WHAT IS NEEDED: Extract every line that includes the string "Kitchen".

MATERIAL FOR THE TASK:

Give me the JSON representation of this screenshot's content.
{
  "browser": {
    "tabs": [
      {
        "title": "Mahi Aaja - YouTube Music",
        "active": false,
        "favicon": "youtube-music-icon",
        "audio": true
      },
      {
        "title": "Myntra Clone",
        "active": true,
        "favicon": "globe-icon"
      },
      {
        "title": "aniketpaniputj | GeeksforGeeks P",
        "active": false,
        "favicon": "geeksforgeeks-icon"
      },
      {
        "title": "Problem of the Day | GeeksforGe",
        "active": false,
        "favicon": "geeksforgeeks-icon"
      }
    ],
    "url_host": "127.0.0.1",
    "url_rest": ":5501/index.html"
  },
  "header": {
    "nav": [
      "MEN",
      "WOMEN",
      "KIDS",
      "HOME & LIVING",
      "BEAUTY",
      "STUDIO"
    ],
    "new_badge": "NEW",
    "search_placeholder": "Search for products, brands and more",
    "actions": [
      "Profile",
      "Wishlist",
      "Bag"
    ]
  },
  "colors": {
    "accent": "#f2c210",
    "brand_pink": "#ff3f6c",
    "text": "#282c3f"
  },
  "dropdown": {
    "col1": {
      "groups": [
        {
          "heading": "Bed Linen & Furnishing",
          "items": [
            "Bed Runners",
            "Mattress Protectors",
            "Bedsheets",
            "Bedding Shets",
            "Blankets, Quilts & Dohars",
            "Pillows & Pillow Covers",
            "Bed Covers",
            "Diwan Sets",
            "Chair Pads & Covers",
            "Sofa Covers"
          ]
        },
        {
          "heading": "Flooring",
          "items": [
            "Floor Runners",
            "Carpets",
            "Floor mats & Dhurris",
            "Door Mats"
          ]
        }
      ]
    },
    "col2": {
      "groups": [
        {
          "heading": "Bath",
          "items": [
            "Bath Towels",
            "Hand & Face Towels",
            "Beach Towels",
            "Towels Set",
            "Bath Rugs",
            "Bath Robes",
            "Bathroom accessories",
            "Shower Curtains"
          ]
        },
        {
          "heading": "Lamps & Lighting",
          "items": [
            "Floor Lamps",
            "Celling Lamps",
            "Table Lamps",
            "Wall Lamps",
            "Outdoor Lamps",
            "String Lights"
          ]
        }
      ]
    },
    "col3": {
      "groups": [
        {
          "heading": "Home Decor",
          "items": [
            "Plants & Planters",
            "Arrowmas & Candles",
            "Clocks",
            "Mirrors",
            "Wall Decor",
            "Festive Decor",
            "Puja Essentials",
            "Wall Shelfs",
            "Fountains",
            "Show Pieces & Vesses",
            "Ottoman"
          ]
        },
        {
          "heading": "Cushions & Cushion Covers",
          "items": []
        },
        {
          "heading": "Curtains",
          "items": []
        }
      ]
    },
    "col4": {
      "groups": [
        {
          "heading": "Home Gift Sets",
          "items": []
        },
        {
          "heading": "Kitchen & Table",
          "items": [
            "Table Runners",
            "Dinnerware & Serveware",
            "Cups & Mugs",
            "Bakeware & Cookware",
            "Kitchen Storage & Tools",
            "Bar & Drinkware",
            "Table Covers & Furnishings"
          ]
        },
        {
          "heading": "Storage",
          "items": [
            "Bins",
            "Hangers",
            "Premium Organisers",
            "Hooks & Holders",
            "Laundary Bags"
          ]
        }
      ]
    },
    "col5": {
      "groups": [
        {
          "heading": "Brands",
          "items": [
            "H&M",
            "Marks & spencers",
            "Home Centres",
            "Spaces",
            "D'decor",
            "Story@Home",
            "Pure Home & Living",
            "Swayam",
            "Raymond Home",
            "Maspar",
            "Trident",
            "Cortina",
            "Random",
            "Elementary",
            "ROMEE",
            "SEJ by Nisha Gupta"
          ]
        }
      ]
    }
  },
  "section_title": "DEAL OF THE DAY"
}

CORRECT ANSWER:
          "heading": "Kitchen & Table",
            "Kitchen Storage & Tools",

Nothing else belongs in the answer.